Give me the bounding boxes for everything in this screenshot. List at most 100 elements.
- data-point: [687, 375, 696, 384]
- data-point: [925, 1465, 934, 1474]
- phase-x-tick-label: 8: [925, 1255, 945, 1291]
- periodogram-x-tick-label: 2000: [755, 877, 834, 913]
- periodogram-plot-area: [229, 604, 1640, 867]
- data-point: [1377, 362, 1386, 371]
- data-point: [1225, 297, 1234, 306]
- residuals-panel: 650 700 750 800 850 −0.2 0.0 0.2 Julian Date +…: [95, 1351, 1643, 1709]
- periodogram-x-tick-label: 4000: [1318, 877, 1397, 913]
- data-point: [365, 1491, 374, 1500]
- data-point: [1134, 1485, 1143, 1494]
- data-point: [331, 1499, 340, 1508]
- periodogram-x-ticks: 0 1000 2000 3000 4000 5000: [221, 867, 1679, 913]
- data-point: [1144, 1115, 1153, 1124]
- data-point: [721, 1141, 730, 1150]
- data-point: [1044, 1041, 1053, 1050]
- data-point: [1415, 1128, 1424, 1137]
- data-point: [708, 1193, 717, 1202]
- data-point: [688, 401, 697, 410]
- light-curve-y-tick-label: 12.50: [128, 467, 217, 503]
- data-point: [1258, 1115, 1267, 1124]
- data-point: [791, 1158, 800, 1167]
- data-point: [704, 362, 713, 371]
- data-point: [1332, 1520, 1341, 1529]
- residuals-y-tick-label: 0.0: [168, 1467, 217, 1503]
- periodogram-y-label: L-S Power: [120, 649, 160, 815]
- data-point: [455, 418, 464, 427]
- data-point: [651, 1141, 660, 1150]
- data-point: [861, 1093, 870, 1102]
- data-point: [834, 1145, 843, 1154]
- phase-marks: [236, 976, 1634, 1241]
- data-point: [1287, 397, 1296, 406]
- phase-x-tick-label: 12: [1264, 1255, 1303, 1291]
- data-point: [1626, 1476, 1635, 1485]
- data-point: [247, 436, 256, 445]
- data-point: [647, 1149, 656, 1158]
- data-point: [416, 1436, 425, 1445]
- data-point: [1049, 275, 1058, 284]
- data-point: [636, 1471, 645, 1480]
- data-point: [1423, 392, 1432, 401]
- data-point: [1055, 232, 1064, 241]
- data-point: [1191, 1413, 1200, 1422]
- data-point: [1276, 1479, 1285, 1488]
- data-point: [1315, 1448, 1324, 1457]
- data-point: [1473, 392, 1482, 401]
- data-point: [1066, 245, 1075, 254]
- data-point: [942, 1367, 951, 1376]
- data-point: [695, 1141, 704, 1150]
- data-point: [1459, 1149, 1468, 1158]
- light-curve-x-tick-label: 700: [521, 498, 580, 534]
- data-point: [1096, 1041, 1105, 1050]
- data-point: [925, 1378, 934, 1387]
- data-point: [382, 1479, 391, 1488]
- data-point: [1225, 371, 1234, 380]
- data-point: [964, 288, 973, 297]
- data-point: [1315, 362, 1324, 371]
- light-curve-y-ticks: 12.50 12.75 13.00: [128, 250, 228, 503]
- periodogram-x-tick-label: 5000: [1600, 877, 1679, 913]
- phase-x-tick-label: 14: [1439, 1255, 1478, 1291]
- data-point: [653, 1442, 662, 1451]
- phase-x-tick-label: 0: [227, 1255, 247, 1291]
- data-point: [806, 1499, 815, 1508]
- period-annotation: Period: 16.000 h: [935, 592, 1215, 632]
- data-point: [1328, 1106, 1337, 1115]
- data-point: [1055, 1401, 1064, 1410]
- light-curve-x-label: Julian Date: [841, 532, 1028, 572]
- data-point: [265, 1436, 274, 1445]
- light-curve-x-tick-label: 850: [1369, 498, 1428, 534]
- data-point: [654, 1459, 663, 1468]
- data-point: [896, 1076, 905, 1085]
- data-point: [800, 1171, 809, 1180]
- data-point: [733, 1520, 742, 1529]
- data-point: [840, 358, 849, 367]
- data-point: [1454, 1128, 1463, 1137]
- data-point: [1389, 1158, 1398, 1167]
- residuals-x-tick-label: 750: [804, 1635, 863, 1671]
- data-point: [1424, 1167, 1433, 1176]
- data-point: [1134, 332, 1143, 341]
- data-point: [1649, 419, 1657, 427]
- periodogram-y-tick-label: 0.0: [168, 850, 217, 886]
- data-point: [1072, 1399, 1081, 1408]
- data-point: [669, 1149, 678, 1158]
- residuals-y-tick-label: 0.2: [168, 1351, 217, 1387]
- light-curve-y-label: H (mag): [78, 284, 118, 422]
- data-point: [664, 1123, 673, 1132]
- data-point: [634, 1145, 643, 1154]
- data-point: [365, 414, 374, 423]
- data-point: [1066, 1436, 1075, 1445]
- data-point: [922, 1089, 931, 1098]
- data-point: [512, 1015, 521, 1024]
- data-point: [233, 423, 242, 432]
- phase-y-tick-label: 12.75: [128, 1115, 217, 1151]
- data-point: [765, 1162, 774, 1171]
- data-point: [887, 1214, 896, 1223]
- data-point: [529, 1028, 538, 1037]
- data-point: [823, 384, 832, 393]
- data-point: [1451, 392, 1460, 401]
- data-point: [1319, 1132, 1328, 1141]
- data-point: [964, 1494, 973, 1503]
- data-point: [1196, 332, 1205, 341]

========

[SHORT EXERCISE] Rewrite the records from the very first line through the line holding "- data-point: [1225, 297, 1234, 306]", putting "image" wherever "screenshot" appears and leaving everything else the same.

[SOLUTION FOR THIS PROBLEM]
Give me the bounding boxes for everything in this image. List at most 100 elements.
- data-point: [687, 375, 696, 384]
- data-point: [925, 1465, 934, 1474]
- phase-x-tick-label: 8: [925, 1255, 945, 1291]
- periodogram-x-tick-label: 2000: [755, 877, 834, 913]
- periodogram-plot-area: [229, 604, 1640, 867]
- data-point: [1377, 362, 1386, 371]
- data-point: [1225, 297, 1234, 306]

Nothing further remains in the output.